◆ TASK STATEMENT:
Starting with the line that contains "Output the text content of this document.", set down each line through the end of the entries below, exactly and with nothing added.

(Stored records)
*****

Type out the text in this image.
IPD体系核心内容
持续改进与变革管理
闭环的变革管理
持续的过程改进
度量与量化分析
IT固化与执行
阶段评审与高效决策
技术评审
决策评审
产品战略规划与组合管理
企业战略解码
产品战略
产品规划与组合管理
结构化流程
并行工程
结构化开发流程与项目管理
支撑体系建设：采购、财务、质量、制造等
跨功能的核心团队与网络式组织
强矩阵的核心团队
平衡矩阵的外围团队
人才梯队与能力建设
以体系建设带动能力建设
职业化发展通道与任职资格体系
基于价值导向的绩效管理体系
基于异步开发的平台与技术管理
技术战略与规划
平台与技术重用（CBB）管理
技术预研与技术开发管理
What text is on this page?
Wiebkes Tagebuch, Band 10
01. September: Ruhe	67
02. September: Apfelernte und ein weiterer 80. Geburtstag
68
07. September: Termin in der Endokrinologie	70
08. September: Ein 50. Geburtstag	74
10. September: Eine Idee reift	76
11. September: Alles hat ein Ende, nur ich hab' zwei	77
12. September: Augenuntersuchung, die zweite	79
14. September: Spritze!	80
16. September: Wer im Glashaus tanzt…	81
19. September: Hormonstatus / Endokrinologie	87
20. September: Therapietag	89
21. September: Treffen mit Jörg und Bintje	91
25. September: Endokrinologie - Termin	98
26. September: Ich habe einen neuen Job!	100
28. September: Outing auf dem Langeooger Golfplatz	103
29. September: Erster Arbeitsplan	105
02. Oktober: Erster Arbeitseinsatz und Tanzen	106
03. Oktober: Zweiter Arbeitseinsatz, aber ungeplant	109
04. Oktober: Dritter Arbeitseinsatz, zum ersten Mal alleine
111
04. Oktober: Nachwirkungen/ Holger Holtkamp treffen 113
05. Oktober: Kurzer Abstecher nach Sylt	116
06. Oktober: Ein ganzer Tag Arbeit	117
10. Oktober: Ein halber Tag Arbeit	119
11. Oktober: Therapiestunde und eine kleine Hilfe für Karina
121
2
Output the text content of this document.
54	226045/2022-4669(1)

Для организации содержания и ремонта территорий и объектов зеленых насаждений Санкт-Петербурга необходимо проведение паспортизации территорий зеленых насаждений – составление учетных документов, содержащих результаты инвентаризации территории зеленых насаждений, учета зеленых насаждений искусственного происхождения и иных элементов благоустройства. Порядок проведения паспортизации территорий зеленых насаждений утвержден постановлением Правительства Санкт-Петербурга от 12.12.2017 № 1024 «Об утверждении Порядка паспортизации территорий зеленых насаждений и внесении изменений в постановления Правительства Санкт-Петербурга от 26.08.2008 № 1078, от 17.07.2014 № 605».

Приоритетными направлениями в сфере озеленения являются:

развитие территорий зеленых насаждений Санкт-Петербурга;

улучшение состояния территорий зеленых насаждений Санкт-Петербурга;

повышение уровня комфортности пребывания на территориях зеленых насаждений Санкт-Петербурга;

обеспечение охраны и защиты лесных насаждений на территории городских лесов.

*****

◆ RESPONSE TO THE TASK:
Output the text content of this document.
54	226045/2022-4669(1)

Для организации содержания и ремонта территорий и объектов зеленых насаждений Санкт-Петербурга необходимо проведение паспортизации территорий зеленых насаждений – составление учетных документов, содержащих результаты инвентаризации территории зеленых насаждений, учета зеленых насаждений искусственного происхождения и иных элементов благоустройства. Порядок проведения паспортизации территорий зеленых насаждений утвержден постановлением Правительства Санкт-Петербурга от 12.12.2017 № 1024 «Об утверждении Порядка паспортизации территорий зеленых насаждений и внесении изменений в постановления Правительства Санкт-Петербурга от 26.08.2008 № 1078, от 17.07.2014 № 605».

Приоритетными направлениями в сфере озеленения являются:

развитие территорий зеленых насаждений Санкт-Петербурга;

улучшение состояния территорий зеленых насаждений Санкт-Петербурга;

повышение уровня комфортности пребывания на территориях зеленых насаждений Санкт-Петербурга;

обеспечение охраны и защиты лесных насаждений на территории городских лесов.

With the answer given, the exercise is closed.